(Directions):
Identify each line below that contains the word "письма", and copy it out.

(Given data):
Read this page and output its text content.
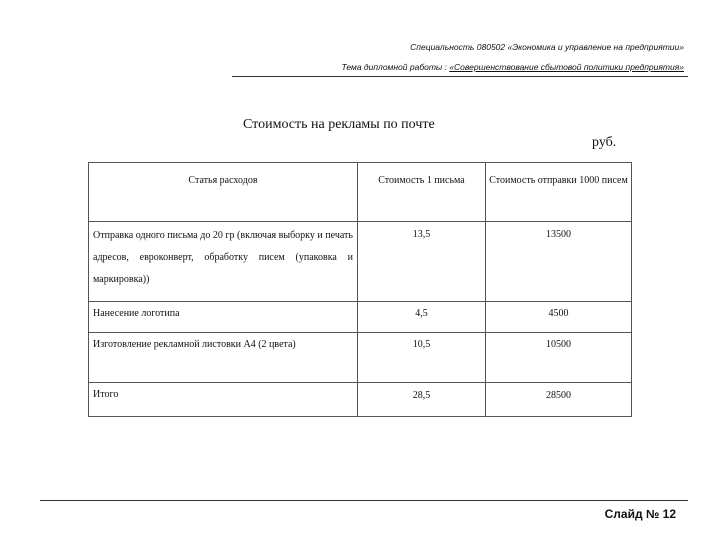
Специальность 080502 «Экономика и управление на предприятии»
Тема дипломной работы : «Совершенствование сбытовой политики предприятия»
Стоимость на рекламы по почте
руб.
Статья расходов	Стоимость 1 письма	Стоимость отправки 1000 писем
Отправка одного письма до 20 гр (включая выборку и печать адресов, евроконверт, обработку писем (упаковка и маркировка))	13,5	13500
Нанесение логотипа	4,5	4500
Изготовление рекламной листовки А4 (2 цвета)	10,5	10500
Итого	28,5	28500
Слайд № 12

(Task output):
Статья расходов	Стоимость 1 письма	Стоимость отправки 1000 писем
Отправка одного письма до 20 гр (включая выборку и печать адресов, евроконверт, обработку писем (упаковка и маркировка))	13,5	13500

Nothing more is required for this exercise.